Write every entry out again exactly, please, and skip the pictures.

══════

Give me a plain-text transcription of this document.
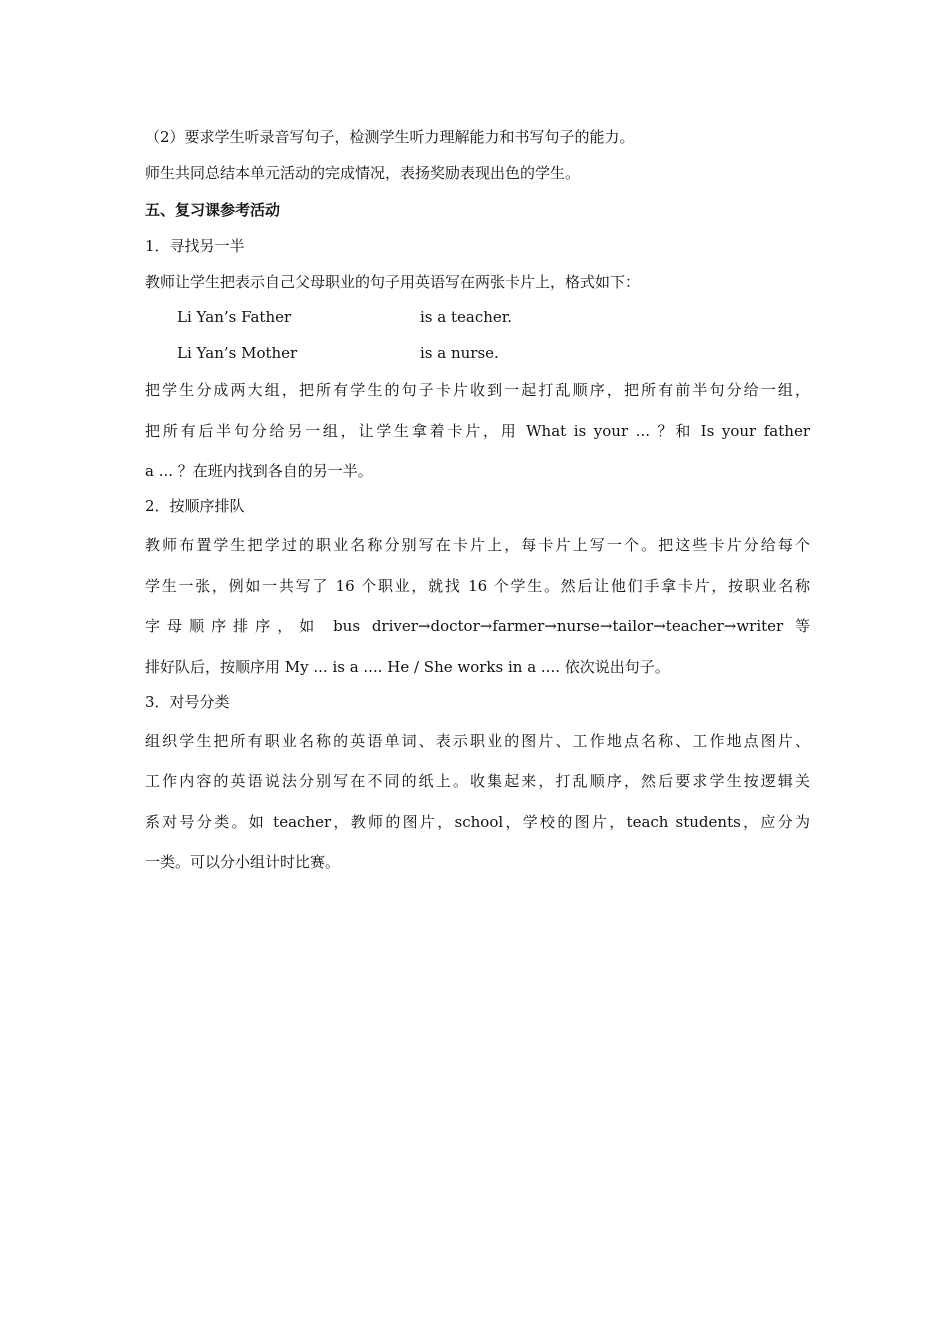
（2）要求学生听录音写句子，检测学生听力理解能力和书写句子的能力。
师生共同总结本单元活动的完成情况，表扬奖励表现出色的学生。
五、复习课参考活动
1．寻找另一半
教师让学生把表示自己父母职业的句子用英语写在两张卡片上，格式如下：
Li Yan’s Father	is a teacher.
Li Yan’s Mother	is a nurse.
把学生分成两大组，把所有学生的句子卡片收到一起打乱顺序，把所有前半句分给一组，
把所有后半句分给另一组，让学生拿着卡片，用 What is your ... ？和 Is your father
a ... ？在班内找到各自的另一半。
2．按顺序排队
教师布置学生把学过的职业名称分别写在卡片上，每卡片上写一个。把这些卡片分给每个
学生一张，例如一共写了 16 个职业，就找 16 个学生。然后让他们手拿卡片，按职业名称
字母顺序排序，如 bus driver→doctor→farmer→nurse→tailor→teacher→writer 等
排好队后，按顺序用 My ... is a .... He / She works in a .... 依次说出句子。
3．对号分类
组织学生把所有职业名称的英语单词、表示职业的图片、工作地点名称、工作地点图片、
工作内容的英语说法分别写在不同的纸上。收集起来，打乱顺序，然后要求学生按逻辑关
系对号分类。如 teacher，教师的图片，school，学校的图片，teach students，应分为
一类。可以分小组计时比赛。
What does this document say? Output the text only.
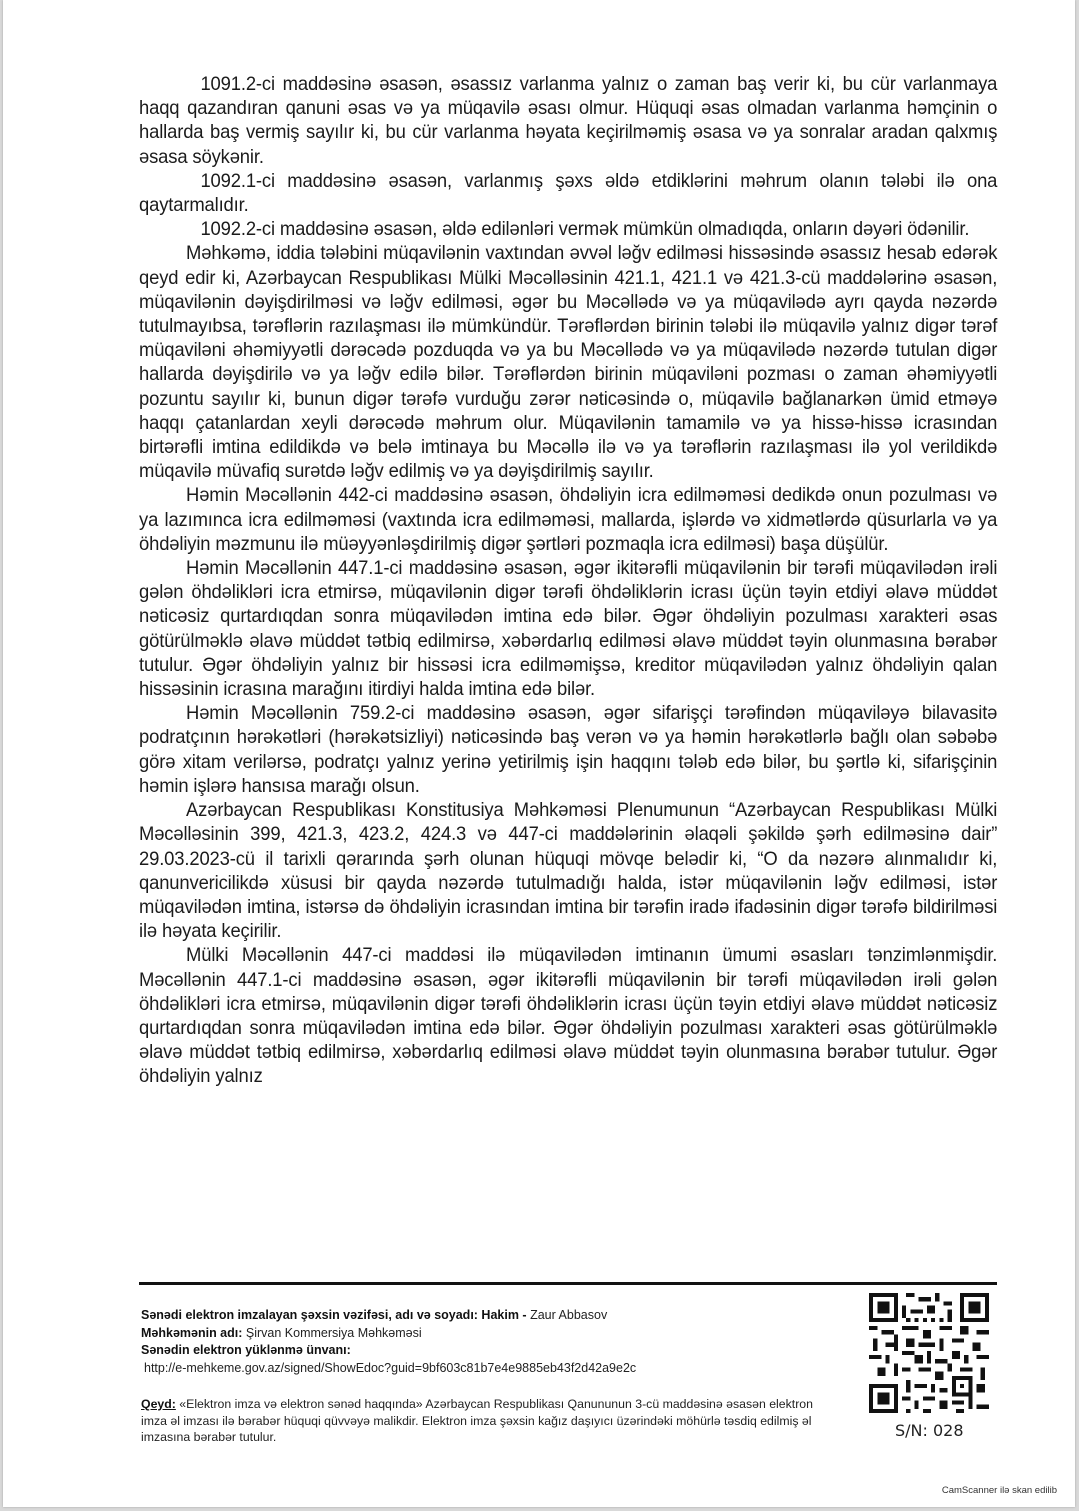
1091.2-ci maddəsinə əsasən, əsassız varlanma yalnız o zaman baş verir ki, bu cür varlanmaya haqq qazandıran qanuni əsas və ya müqavilə əsası olmur. Hüquqi əsas olmadan varlanma həmçinin o hallarda baş vermiş sayılır ki, bu cür varlanma həyata keçirilməmiş əsasa və ya sonralar aradan qalxmış əsasa söykənir.

1092.1-ci maddəsinə əsasən, varlanmış şəxs əldə etdiklərini məhrum olanın tələbi ilə ona qaytarmalıdır.

1092.2-ci maddəsinə əsasən, əldə edilənləri vermək mümkün olmadıqda, onların dəyəri ödənilir.

Məhkəmə, iddia tələbini müqavilənin vaxtından əvvəl ləğv edilməsi hissəsində əsassız hesab edərək qeyd edir ki, Azərbaycan Respublikası Mülki Məcəlləsinin 421.1, 421.1 və 421.3-cü maddələrinə əsasən, müqavilənin dəyişdirilməsi və ləğv edilməsi, əgər bu Məcəllədə və ya müqavilədə ayrı qayda nəzərdə tutulmayıbsa, tərəflərin razılaşması ilə mümkündür. Tərəflərdən birinin tələbi ilə müqavilə yalnız digər tərəf müqaviləni əhəmiyyətli dərəcədə pozduqda və ya bu Məcəllədə və ya müqavilədə nəzərdə tutulan digər hallarda dəyişdirilə və ya ləğv edilə bilər. Tərəflərdən birinin müqaviləni pozması o zaman əhəmiyyətli pozuntu sayılır ki, bunun digər tərəfə vurduğu zərər nəticəsində o, müqavilə bağlanarkən ümid etməyə haqqı çatanlardan xeyli dərəcədə məhrum olur. Müqavilənin tamamilə və ya hissə-hissə icrasından birtərəfli imtina edildikdə və belə imtinaya bu Məcəllə ilə və ya tərəflərin razılaşması ilə yol verildikdə müqavilə müvafiq surətdə ləğv edilmiş və ya dəyişdirilmiş sayılır.

Həmin Məcəllənin 442-ci maddəsinə əsasən, öhdəliyin icra edilməməsi dedikdə onun pozulması və ya lazımınca icra edilməməsi (vaxtında icra edilməməsi, mallarda, işlərdə və xidmətlərdə qüsurlarla və ya öhdəliyin məzmunu ilə müəyyənləşdirilmiş digər şərtləri pozmaqla icra edilməsi) başa düşülür.

Həmin Məcəllənin 447.1-ci maddəsinə əsasən, əgər ikitərəfli müqavilənin bir tərəfi müqavilədən irəli gələn öhdəlikləri icra etmirsə, müqavilənin digər tərəfi öhdəliklərin icrası üçün təyin etdiyi əlavə müddət nəticəsiz qurtardıqdan sonra müqavilədən imtina edə bilər. Əgər öhdəliyin pozulması xarakteri əsas götürülməklə əlavə müddət tətbiq edilmirsə, xəbərdarlıq edilməsi əlavə müddət təyin olunmasına bərabər tutulur. Əgər öhdəliyin yalnız bir hissəsi icra edilməmişsə, kreditor müqavilədən yalnız öhdəliyin qalan hissəsinin icrasına marağını itirdiyi halda imtina edə bilər.

Həmin Məcəllənin 759.2-ci maddəsinə əsasən, əgər sifarişçi tərəfindən müqaviləyə bilavasitə podratçının hərəkətləri (hərəkətsizliyi) nəticəsində baş verən və ya həmin hərəkətlərlə bağlı olan səbəbə görə xitam verilərsə, podratçı yalnız yerinə yetirilmiş işin haqqını tələb edə bilər, bu şərtlə ki, sifarişçinin həmin işlərə hansısa marağı olsun.

Azərbaycan Respublikası Konstitusiya Məhkəməsi Plenumunun “Azərbaycan Respublikası Mülki Məcəlləsinin 399, 421.3, 423.2, 424.3 və 447-ci maddələrinin əlaqəli şəkildə şərh edilməsinə dair” 29.03.2023-cü il tarixli qərarında şərh olunan hüquqi mövqe belədir ki, “O da nəzərə alınmalıdır ki, qanunvericilikdə xüsusi bir qayda nəzərdə tutulmadığı halda, istər müqavilənin ləğv edilməsi, istər müqavilədən imtina, istərsə də öhdəliyin icrasından imtina bir tərəfin iradə ifadəsinin digər tərəfə bildirilməsi ilə həyata keçirilir.

Mülki Məcəllənin 447-ci maddəsi ilə müqavilədən imtinanın ümumi əsasları tənzimlənmişdir. Məcəllənin 447.1-ci maddəsinə əsasən, əgər ikitərəfli müqavilənin bir tərəfi müqavilədən irəli gələn öhdəlikləri icra etmirsə, müqavilənin digər tərəfi öhdəliklərin icrası üçün təyin etdiyi əlavə müddət nəticəsiz qurtardıqdan sonra müqavilədən imtina edə bilər. Əgər öhdəliyin pozulması xarakteri əsas götürülməklə əlavə müddət tətbiq edilmirsə, xəbərdarlıq edilməsi əlavə müddət təyin olunmasına bərabər tutulur. Əgər öhdəliyin yalnız

Sənədi elektron imzalayan şəxsin vəzifəsi, adı və soyadı: Hakim - Zaur Abbasov
Məhkəmənin adı: Şirvan Kommersiya Məhkəməsi
Sənədin elektron yüklənmə ünvanı:
http://e-mehkeme.gov.az/signed/ShowEdoc?guid=9bf603c81b7e4e9885eb43f2d42a9e2c
Qeyd: «Elektron imza və elektron sənəd haqqında» Azərbaycan Respublikası Qanununun 3-cü maddəsinə əsasən elektron imza əl imzası ilə bərabər hüquqi qüvvəyə malikdir. Elektron imza şəxsin kağız daşıyıcı üzərindəki möhürlə təsdiq edilmiş əl imzasına bərabər tutulur.	S/N: 028
CamScanner ilə skan edilib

══════

### Result below
Give me a plain-text transcription of this document.
（2）要求学生听录音写句子，检测学生听力理解能力和书写句子的能力。
师生共同总结本单元活动的完成情况，表扬奖励表现出色的学生。
五、复习课参考活动
1．寻找另一半
教师让学生把表示自己父母职业的句子用英语写在两张卡片上，格式如下：
Li Yan’s Father	is a teacher.
Li Yan’s Mother	is a nurse.
把学生分成两大组，把所有学生的句子卡片收到一起打乱顺序，把所有前半句分给一组，
把所有后半句分给另一组，让学生拿着卡片，用 What is your ... ？和 Is your father
a ... ？在班内找到各自的另一半。
2．按顺序排队
教师布置学生把学过的职业名称分别写在卡片上，每卡片上写一个。把这些卡片分给每个
学生一张，例如一共写了 16 个职业，就找 16 个学生。然后让他们手拿卡片，按职业名称
字母顺序排序，如 bus driver→doctor→farmer→nurse→tailor→teacher→writer 等
排好队后，按顺序用 My ... is a .... He / She works in a .... 依次说出句子。
3．对号分类
组织学生把所有职业名称的英语单词、表示职业的图片、工作地点名称、工作地点图片、
工作内容的英语说法分别写在不同的纸上。收集起来，打乱顺序，然后要求学生按逻辑关
系对号分类。如 teacher，教师的图片，school，学校的图片，teach students，应分为
一类。可以分小组计时比赛。
What does this document say? Output the text only.
1091.2-ci maddəsinə əsasən, əsassız varlanma yalnız o zaman baş verir ki, bu cür varlanmaya haqq qazandıran qanuni əsas və ya müqavilə əsası olmur. Hüquqi əsas olmadan varlanma həmçinin o hallarda baş vermiş sayılır ki, bu cür varlanma həyata keçirilməmiş əsasa və ya sonralar aradan qalxmış əsasa söykənir.

1092.1-ci maddəsinə əsasən, varlanmış şəxs əldə etdiklərini məhrum olanın tələbi ilə ona qaytarmalıdır.

1092.2-ci maddəsinə əsasən, əldə edilənləri vermək mümkün olmadıqda, onların dəyəri ödənilir.

Məhkəmə, iddia tələbini müqavilənin vaxtından əvvəl ləğv edilməsi hissəsində əsassız hesab edərək qeyd edir ki, Azərbaycan Respublikası Mülki Məcəlləsinin 421.1, 421.1 və 421.3-cü maddələrinə əsasən, müqavilənin dəyişdirilməsi və ləğv edilməsi, əgər bu Məcəllədə və ya müqavilədə ayrı qayda nəzərdə tutulmayıbsa, tərəflərin razılaşması ilə mümkündür. Tərəflərdən birinin tələbi ilə müqavilə yalnız digər tərəf müqaviləni əhəmiyyətli dərəcədə pozduqda və ya bu Məcəllədə və ya müqavilədə nəzərdə tutulan digər hallarda dəyişdirilə və ya ləğv edilə bilər. Tərəflərdən birinin müqaviləni pozması o zaman əhəmiyyətli pozuntu sayılır ki, bunun digər tərəfə vurduğu zərər nəticəsində o, müqavilə bağlanarkən ümid etməyə haqqı çatanlardan xeyli dərəcədə məhrum olur. Müqavilənin tamamilə və ya hissə-hissə icrasından birtərəfli imtina edildikdə və belə imtinaya bu Məcəllə ilə və ya tərəflərin razılaşması ilə yol verildikdə müqavilə müvafiq surətdə ləğv edilmiş və ya dəyişdirilmiş sayılır.

Həmin Məcəllənin 442-ci maddəsinə əsasən, öhdəliyin icra edilməməsi dedikdə onun pozulması və ya lazımınca icra edilməməsi (vaxtında icra edilməməsi, mallarda, işlərdə və xidmətlərdə qüsurlarla və ya öhdəliyin məzmunu ilə müəyyənləşdirilmiş digər şərtləri pozmaqla icra edilməsi) başa düşülür.

Həmin Məcəllənin 447.1-ci maddəsinə əsasən, əgər ikitərəfli müqavilənin bir tərəfi müqavilədən irəli gələn öhdəlikləri icra etmirsə, müqavilənin digər tərəfi öhdəliklərin icrası üçün təyin etdiyi əlavə müddət nəticəsiz qurtardıqdan sonra müqavilədən imtina edə bilər. Əgər öhdəliyin pozulması xarakteri əsas götürülməklə əlavə müddət tətbiq edilmirsə, xəbərdarlıq edilməsi əlavə müddət təyin olunmasına bərabər tutulur. Əgər öhdəliyin yalnız bir hissəsi icra edilməmişsə, kreditor müqavilədən yalnız öhdəliyin qalan hissəsinin icrasına marağını itirdiyi halda imtina edə bilər.

Həmin Məcəllənin 759.2-ci maddəsinə əsasən, əgər sifarişçi tərəfindən müqaviləyə bilavasitə podratçının hərəkətləri (hərəkətsizliyi) nəticəsində baş verən və ya həmin hərəkətlərlə bağlı olan səbəbə görə xitam verilərsə, podratçı yalnız yerinə yetirilmiş işin haqqını tələb edə bilər, bu şərtlə ki, sifarişçinin həmin işlərə hansısa marağı olsun.

Azərbaycan Respublikası Konstitusiya Məhkəməsi Plenumunun “Azərbaycan Respublikası Mülki Məcəlləsinin 399, 421.3, 423.2, 424.3 və 447-ci maddələrinin əlaqəli şəkildə şərh edilməsinə dair” 29.03.2023-cü il tarixli qərarında şərh olunan hüquqi mövqe belədir ki, “O da nəzərə alınmalıdır ki, qanunvericilikdə xüsusi bir qayda nəzərdə tutulmadığı halda, istər müqavilənin ləğv edilməsi, istər müqavilədən imtina, istərsə də öhdəliyin icrasından imtina bir tərəfin iradə ifadəsinin digər tərəfə bildirilməsi ilə həyata keçirilir.

Mülki Məcəllənin 447-ci maddəsi ilə müqavilədən imtinanın ümumi əsasları tənzimlənmişdir. Məcəllənin 447.1-ci maddəsinə əsasən, əgər ikitərəfli müqavilənin bir tərəfi müqavilədən irəli gələn öhdəlikləri icra etmirsə, müqavilənin digər tərəfi öhdəliklərin icrası üçün təyin etdiyi əlavə müddət nəticəsiz qurtardıqdan sonra müqavilədən imtina edə bilər. Əgər öhdəliyin pozulması xarakteri əsas götürülməklə əlavə müddət tətbiq edilmirsə, xəbərdarlıq edilməsi əlavə müddət təyin olunmasına bərabər tutulur. Əgər öhdəliyin yalnız

Sənədi elektron imzalayan şəxsin vəzifəsi, adı və soyadı: Hakim - Zaur Abbasov
Məhkəmənin adı: Şirvan Kommersiya Məhkəməsi
Sənədin elektron yüklənmə ünvanı:
http://e-mehkeme.gov.az/signed/ShowEdoc?guid=9bf603c81b7e4e9885eb43f2d42a9e2c
Qeyd: «Elektron imza və elektron sənəd haqqında» Azərbaycan Respublikası Qanununun 3-cü maddəsinə əsasən elektron imza əl imzası ilə bərabər hüquqi qüvvəyə malikdir. Elektron imza şəxsin kağız daşıyıcı üzərindəki möhürlə təsdiq edilmiş əl imzasına bərabər tutulur.	S/N: 028
CamScanner ilə skan edilib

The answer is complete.